> **PROVIDED ENTRIES**
════════════════

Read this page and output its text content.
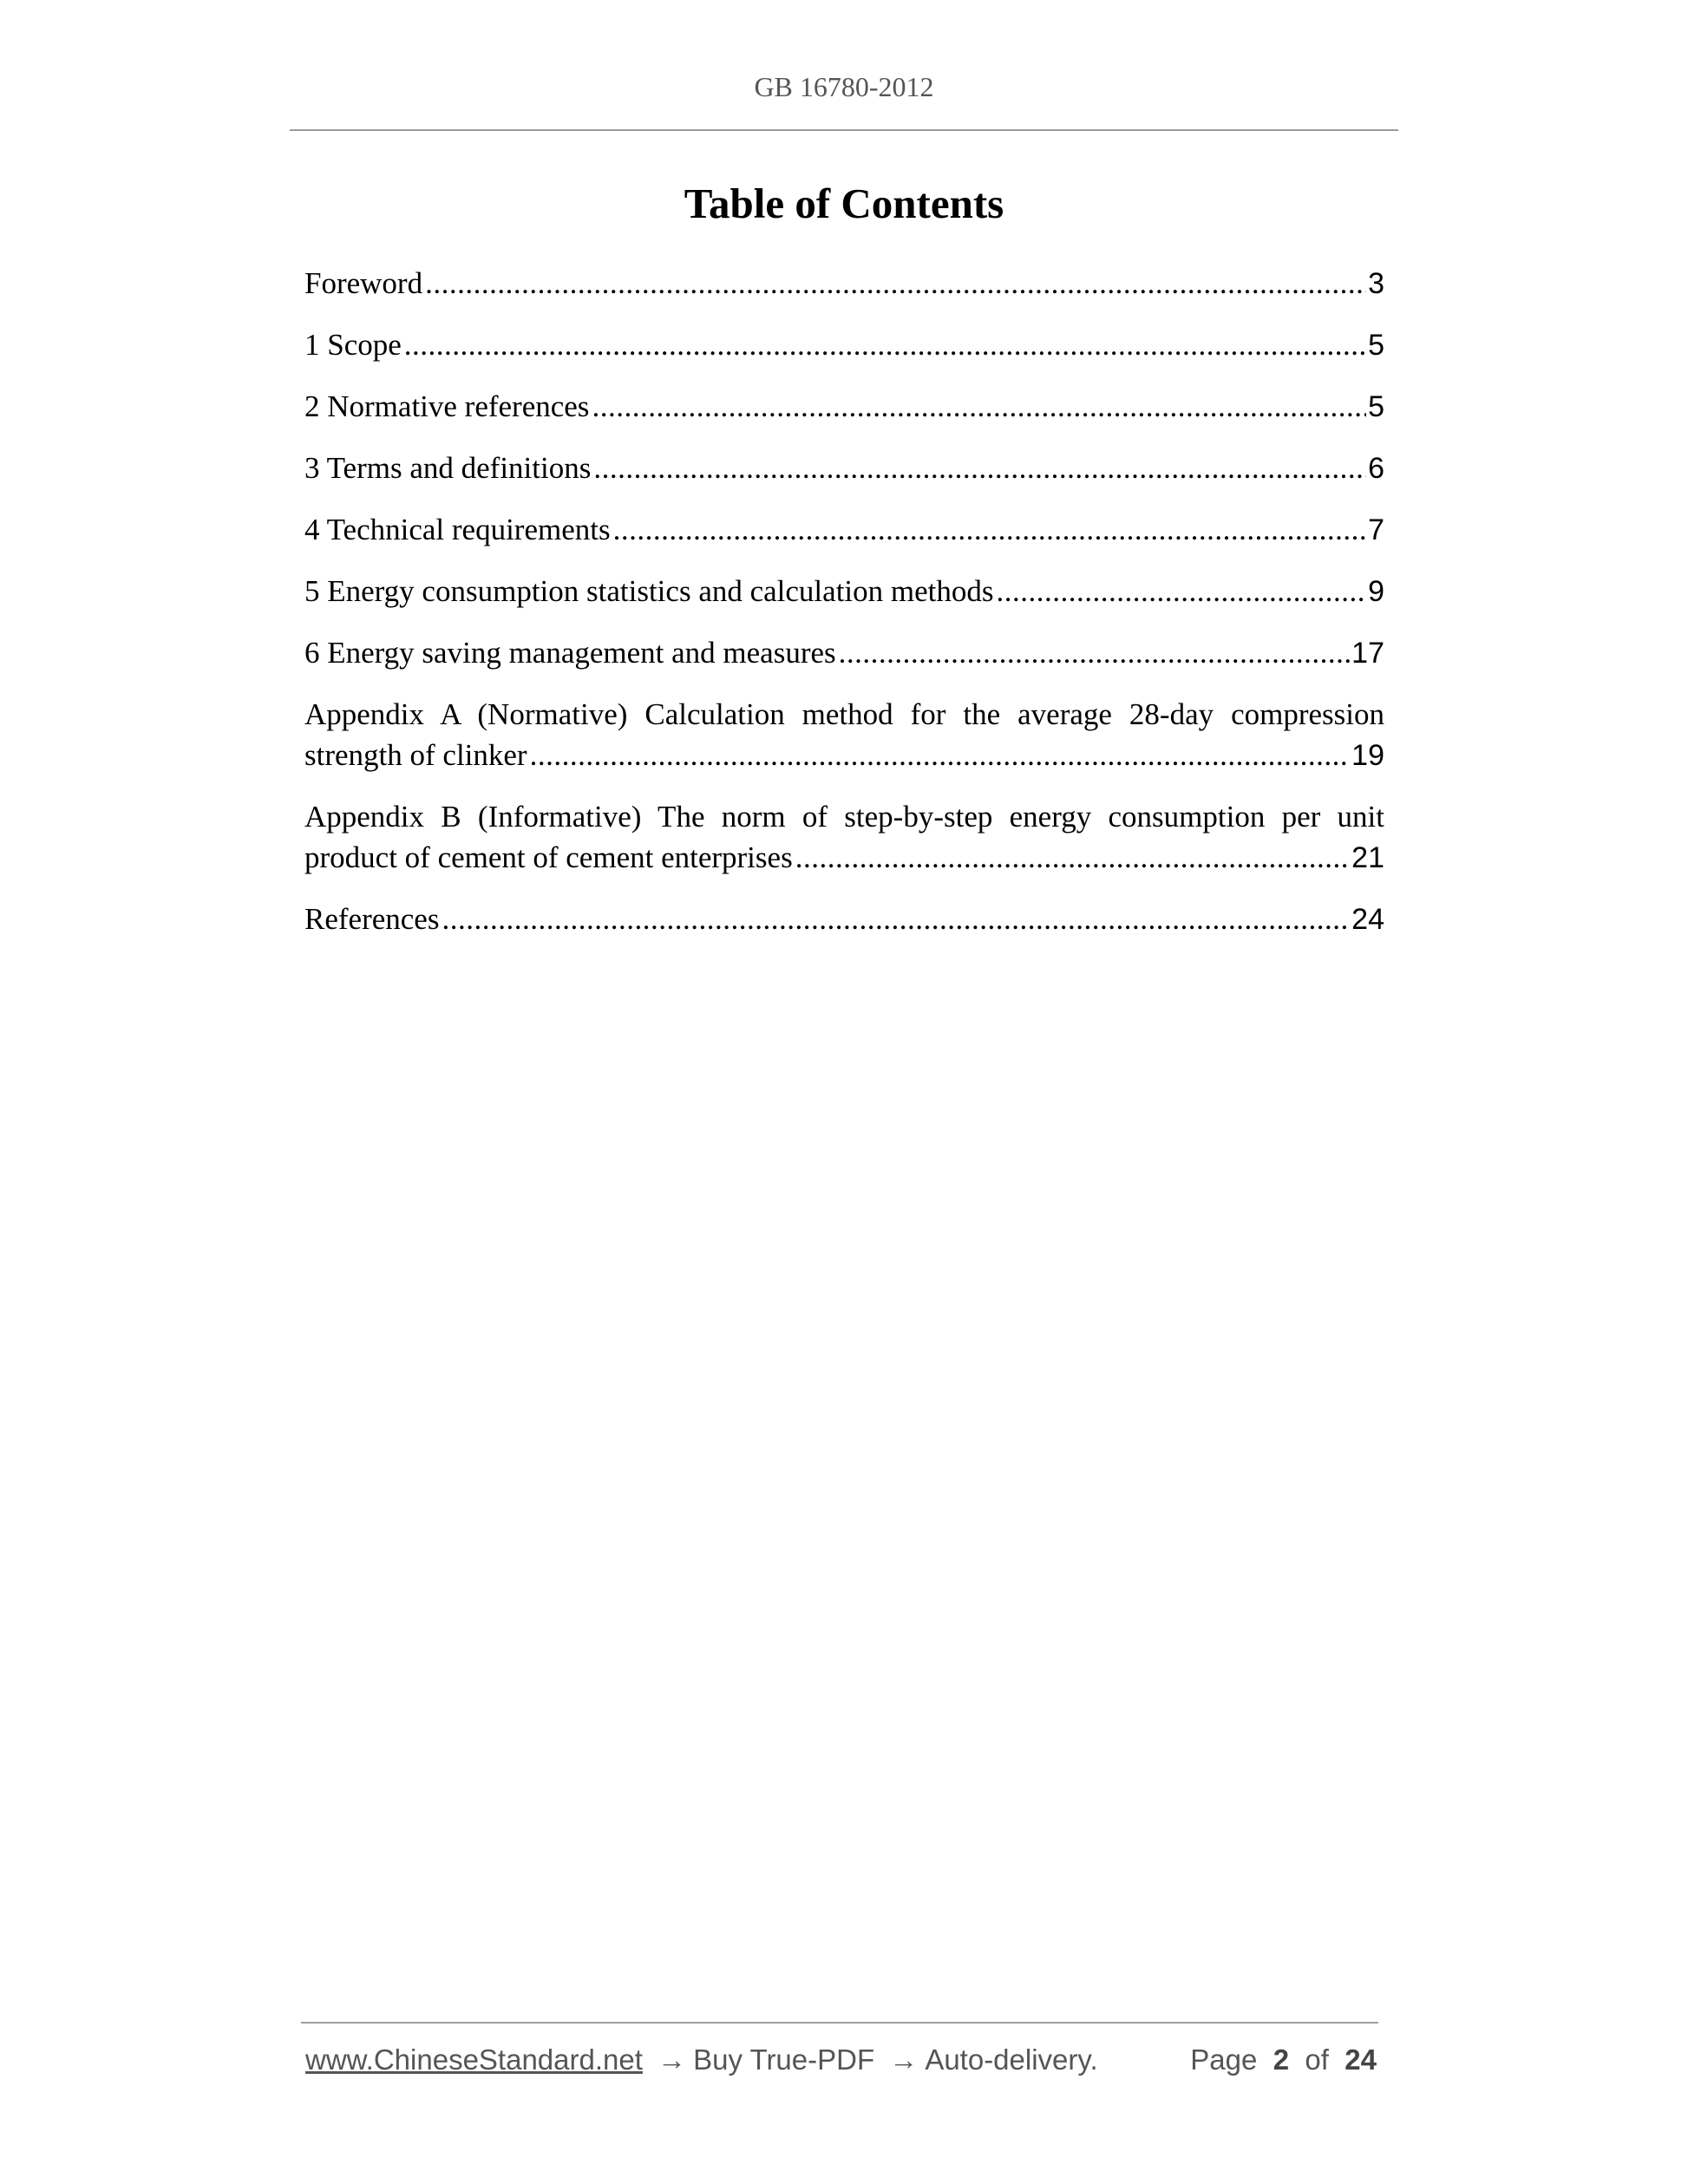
GB 16780-2012
Table of Contents
Foreword .....	3
1 Scope .....	5
2 Normative references .....	5
3 Terms and definitions .....	6
4 Technical requirements .....	7
5 Energy consumption statistics and calculation methods .....	9
6 Energy saving management and measures .....	17
Appendix A (Normative) Calculation method for the average 28-day compression
strength of clinker .....	19
Appendix B (Informative) The norm of step-by-step energy consumption per unit
product of cement of cement enterprises .....	21
References .....	24
www.ChineseStandard.net → Buy True-PDF → Auto-delivery.	Page 2 of 24
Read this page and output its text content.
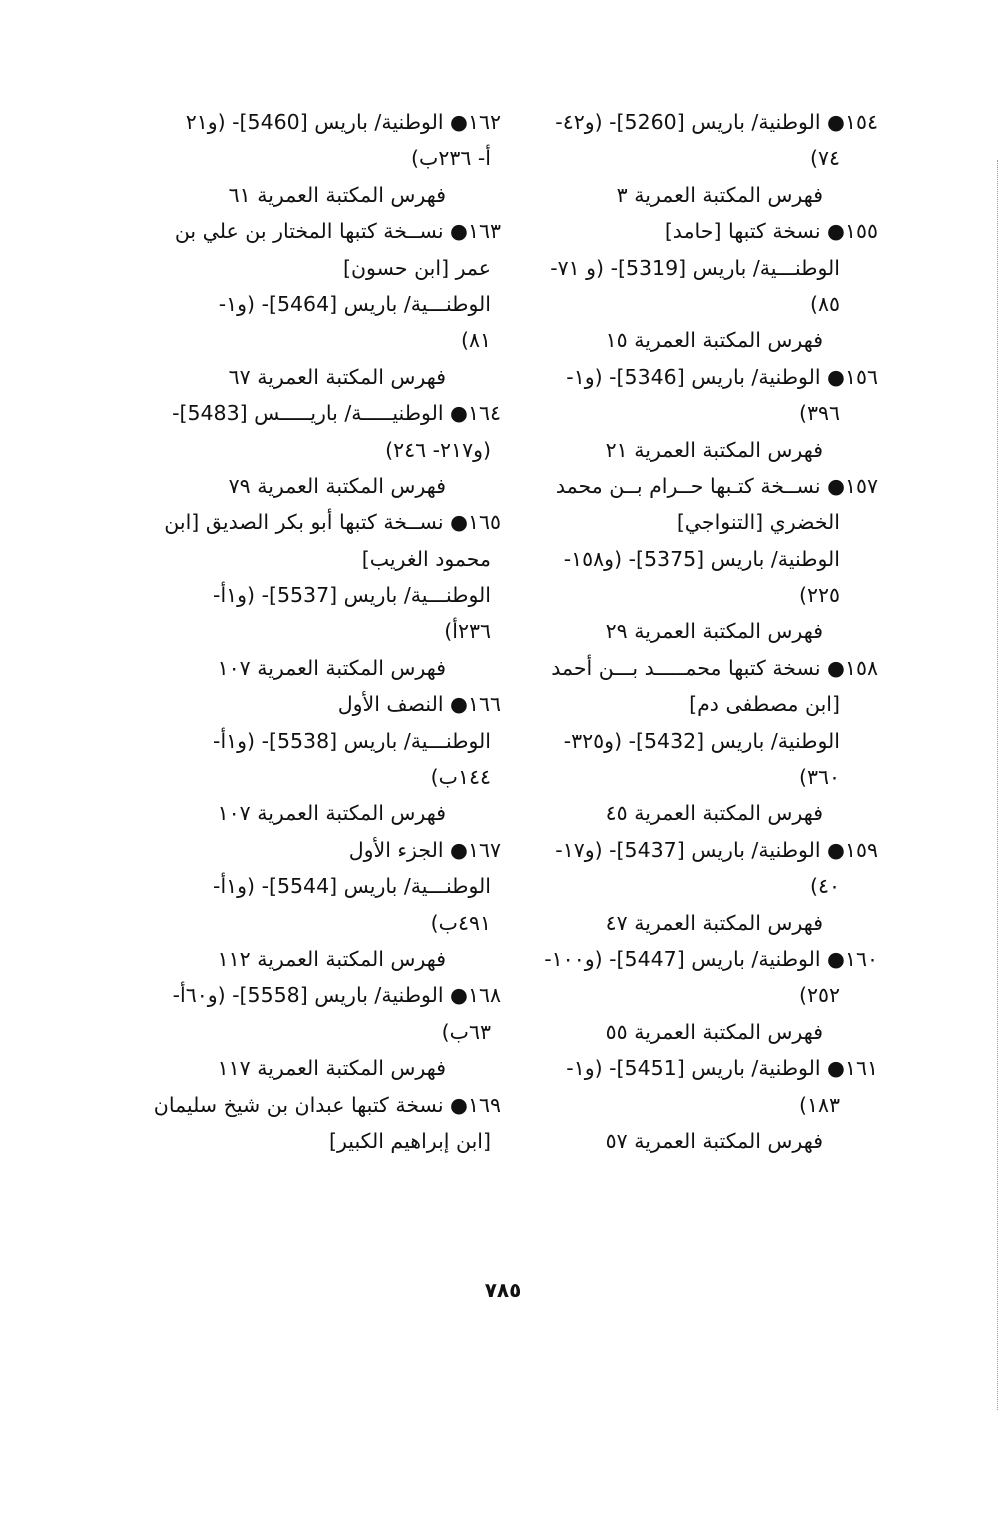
١٥٤● الوطنية/ باريس [5260]- (و٤٢-
٧٤)
فهرس المكتبة العمرية ٣
١٥٥● نسخة كتبها [حامد]
الوطنـــية/ باريس [5319]- (و ٧١-
٨٥)
فهرس المكتبة العمرية ١٥
١٥٦● الوطنية/ باريس [5346]- (و١-
٣٩٦)
فهرس المكتبة العمرية ٢١
١٥٧● نســخة كتـبها حــرام بــن محمد
الخضري [التنواجي]
الوطنية/ باريس [5375]- (و١٥٨-
٢٢٥)
فهرس المكتبة العمرية ٢٩
١٥٨● نسخة كتبها محمـــــد بـــن أحمد
[ابن مصطفى دم]
الوطنية/ باريس [5432]- (و٣٢٥-
٣٦٠)
فهرس المكتبة العمرية ٤٥
١٥٩● الوطنية/ باريس [5437]- (و١٧-
٤٠)
فهرس المكتبة العمرية ٤٧
١٦٠● الوطنية/ باريس [5447]- (و١٠٠-
٢٥٢)
فهرس المكتبة العمرية ٥٥
١٦١● الوطنية/ باريس [5451]- (و١-
١٨٣)
فهرس المكتبة العمرية ٥٧
١٦٢● الوطنية/ باريس [5460]- (و٢١
أ- ٢٣٦ب)
فهرس المكتبة العمرية ٦١
١٦٣● نســخة كتبها المختار بن علي بن
عمر [ابن حسون]
الوطنـــية/ باريس [5464]- (و١-
٨١)
فهرس المكتبة العمرية ٦٧
١٦٤● الوطنيـــــة/ باريـــــس [5483]-
(و٢١٧- ٢٤٦)
فهرس المكتبة العمرية ٧٩
١٦٥● نســخة كتبها أبو بكر الصديق [ابن
محمود الغريب]
الوطنـــية/ باريس [5537]- (و١أ-
٢٣٦أ)
فهرس المكتبة العمرية ١٠٧
١٦٦● النصف الأول
الوطنـــية/ باريس [5538]- (و١أ-
١٤٤ب)
فهرس المكتبة العمرية ١٠٧
١٦٧● الجزء الأول
الوطنـــية/ باريس [5544]- (و١أ-
٤٩١ب)
فهرس المكتبة العمرية ١١٢
١٦٨● الوطنية/ باريس [5558]- (و٦٠أ-
٦٣ب)
فهرس المكتبة العمرية ١١٧
١٦٩● نسخة كتبها عبدان بن شيخ سليمان
[ابن إبراهيم الكبير]
٧٨٥
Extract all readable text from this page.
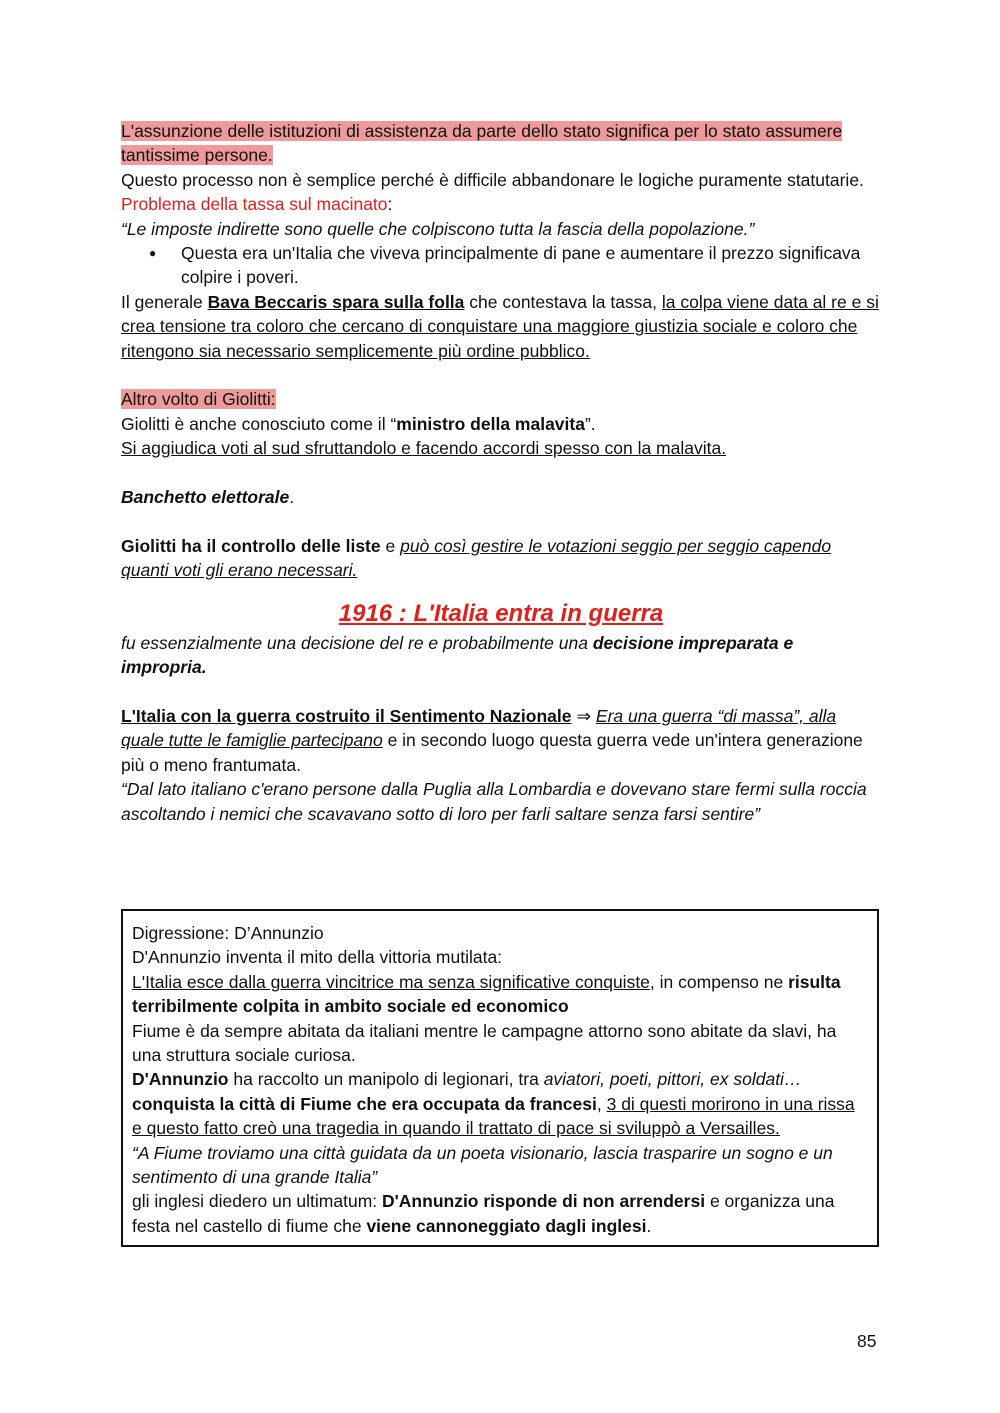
L'assunzione delle istituzioni di assistenza da parte dello stato significa per lo stato assumere tantissime persone.

Questo processo non è semplice perché è difficile abbandonare le logiche puramente statutarie.

Problema della tassa sul macinato:

“Le imposte indirette sono quelle che colpiscono tutta la fascia della popolazione.”

● Questa era un'Italia che viveva principalmente di pane e aumentare il prezzo significava colpire i poveri.

Il generale Bava Beccaris spara sulla folla che contestava la tassa, la colpa viene data al re e si crea tensione tra coloro che cercano di conquistare una maggiore giustizia sociale e coloro che ritengono sia necessario semplicemente più ordine pubblico.

Altro volto di Giolitti:

Giolitti è anche conosciuto come il “ministro della malavita”.

Si aggiudica voti al sud sfruttandolo e facendo accordi spesso con la malavita.

Banchetto elettorale.

Giolitti ha il controllo delle liste e può così gestire le votazioni seggio per seggio capendo quanti voti gli erano necessari.

1916 : L'Italia entra in guerra

fu essenzialmente una decisione del re e probabilmente una decisione impreparata e impropria.

L'Italia con la guerra costruito il Sentimento Nazionale ⇒ Era una guerra “di massa”, alla quale tutte le famiglie partecipano e in secondo luogo questa guerra vede un'intera generazione più o meno frantumata.

“Dal lato italiano c'erano persone dalla Puglia alla Lombardia e dovevano stare fermi sulla roccia ascoltando i nemici che scavavano sotto di loro per farli saltare senza farsi sentire”

Digressione: D’Annunzio

D'Annunzio inventa il mito della vittoria mutilata:

L'Italia esce dalla guerra vincitrice ma senza significative conquiste, in compenso ne risulta terribilmente colpita in ambito sociale ed economico

Fiume è da sempre abitata da italiani mentre le campagne attorno sono abitate da slavi, ha una struttura sociale curiosa.

D'Annunzio ha raccolto un manipolo di legionari, tra aviatori, poeti, pittori, ex soldati… conquista la città di Fiume che era occupata da francesi, 3 di questi morirono in una rissa e questo fatto creò una tragedia in quando il trattato di pace si sviluppò a Versailles.

“A Fiume troviamo una città guidata da un poeta visionario, lascia trasparire un sogno e un sentimento di una grande Italia”

gli inglesi diedero un ultimatum: D'Annunzio risponde di non arrendersi e organizza una festa nel castello di fiume che viene cannoneggiato dagli inglesi.

85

════════════════

> **REQUIRED TASK**
With the pictures omitted, reproduce the records in full and exactly.

> **WRITTEN ANSWER**
Read this page and output its text content.
GB 16780-2012
Table of Contents
Foreword .....	3
1 Scope .....	5
2 Normative references .....	5
3 Terms and definitions .....	6
4 Technical requirements .....	7
5 Energy consumption statistics and calculation methods .....	9
6 Energy saving management and measures .....	17
Appendix A (Normative) Calculation method for the average 28-day compression
strength of clinker .....	19
Appendix B (Informative) The norm of step-by-step energy consumption per unit
product of cement of cement enterprises .....	21
References .....	24
www.ChineseStandard.net → Buy True-PDF → Auto-delivery.	Page 2 of 24
Read this page and output its text content.
١٥٤● الوطنية/ باريس [5260]- (و٤٢-
٧٤)
فهرس المكتبة العمرية ٣
١٥٥● نسخة كتبها [حامد]
الوطنـــية/ باريس [5319]- (و ٧١-
٨٥)
فهرس المكتبة العمرية ١٥
١٥٦● الوطنية/ باريس [5346]- (و١-
٣٩٦)
فهرس المكتبة العمرية ٢١
١٥٧● نســخة كتـبها حــرام بــن محمد
الخضري [التنواجي]
الوطنية/ باريس [5375]- (و١٥٨-
٢٢٥)
فهرس المكتبة العمرية ٢٩
١٥٨● نسخة كتبها محمـــــد بـــن أحمد
[ابن مصطفى دم]
الوطنية/ باريس [5432]- (و٣٢٥-
٣٦٠)
فهرس المكتبة العمرية ٤٥
١٥٩● الوطنية/ باريس [5437]- (و١٧-
٤٠)
فهرس المكتبة العمرية ٤٧
١٦٠● الوطنية/ باريس [5447]- (و١٠٠-
٢٥٢)
فهرس المكتبة العمرية ٥٥
١٦١● الوطنية/ باريس [5451]- (و١-
١٨٣)
فهرس المكتبة العمرية ٥٧
١٦٢● الوطنية/ باريس [5460]- (و٢١
أ- ٢٣٦ب)
فهرس المكتبة العمرية ٦١
١٦٣● نســخة كتبها المختار بن علي بن
عمر [ابن حسون]
الوطنـــية/ باريس [5464]- (و١-
٨١)
فهرس المكتبة العمرية ٦٧
١٦٤● الوطنيـــــة/ باريـــــس [5483]-
(و٢١٧- ٢٤٦)
فهرس المكتبة العمرية ٧٩
١٦٥● نســخة كتبها أبو بكر الصديق [ابن
محمود الغريب]
الوطنـــية/ باريس [5537]- (و١أ-
٢٣٦أ)
فهرس المكتبة العمرية ١٠٧
١٦٦● النصف الأول
الوطنـــية/ باريس [5538]- (و١أ-
١٤٤ب)
فهرس المكتبة العمرية ١٠٧
١٦٧● الجزء الأول
الوطنـــية/ باريس [5544]- (و١أ-
٤٩١ب)
فهرس المكتبة العمرية ١١٢
١٦٨● الوطنية/ باريس [5558]- (و٦٠أ-
٦٣ب)
فهرس المكتبة العمرية ١١٧
١٦٩● نسخة كتبها عبدان بن شيخ سليمان
[ابن إبراهيم الكبير]
٧٨٥
Extract all readable text from this page.
L'assunzione delle istituzioni di assistenza da parte dello stato significa per lo stato assumere tantissime persone.

Questo processo non è semplice perché è difficile abbandonare le logiche puramente statutarie.

Problema della tassa sul macinato:

“Le imposte indirette sono quelle che colpiscono tutta la fascia della popolazione.”

● Questa era un'Italia che viveva principalmente di pane e aumentare il prezzo significava colpire i poveri.

Il generale Bava Beccaris spara sulla folla che contestava la tassa, la colpa viene data al re e si crea tensione tra coloro che cercano di conquistare una maggiore giustizia sociale e coloro che ritengono sia necessario semplicemente più ordine pubblico.

Altro volto di Giolitti:

Giolitti è anche conosciuto come il “ministro della malavita”.

Si aggiudica voti al sud sfruttandolo e facendo accordi spesso con la malavita.

Banchetto elettorale.

Giolitti ha il controllo delle liste e può così gestire le votazioni seggio per seggio capendo quanti voti gli erano necessari.

1916 : L'Italia entra in guerra

fu essenzialmente una decisione del re e probabilmente una decisione impreparata e impropria.

L'Italia con la guerra costruito il Sentimento Nazionale ⇒ Era una guerra “di massa”, alla quale tutte le famiglie partecipano e in secondo luogo questa guerra vede un'intera generazione più o meno frantumata.

“Dal lato italiano c'erano persone dalla Puglia alla Lombardia e dovevano stare fermi sulla roccia ascoltando i nemici che scavavano sotto di loro per farli saltare senza farsi sentire”

Digressione: D’Annunzio

D'Annunzio inventa il mito della vittoria mutilata:

L'Italia esce dalla guerra vincitrice ma senza significative conquiste, in compenso ne risulta terribilmente colpita in ambito sociale ed economico

Fiume è da sempre abitata da italiani mentre le campagne attorno sono abitate da slavi, ha una struttura sociale curiosa.

D'Annunzio ha raccolto un manipolo di legionari, tra aviatori, poeti, pittori, ex soldati… conquista la città di Fiume che era occupata da francesi, 3 di questi morirono in una rissa e questo fatto creò una tragedia in quando il trattato di pace si sviluppò a Versailles.

“A Fiume troviamo una città guidata da un poeta visionario, lascia trasparire un sogno e un sentimento di una grande Italia”

gli inglesi diedero un ultimatum: D'Annunzio risponde di non arrendersi e organizza una festa nel castello di fiume che viene cannoneggiato dagli inglesi.

85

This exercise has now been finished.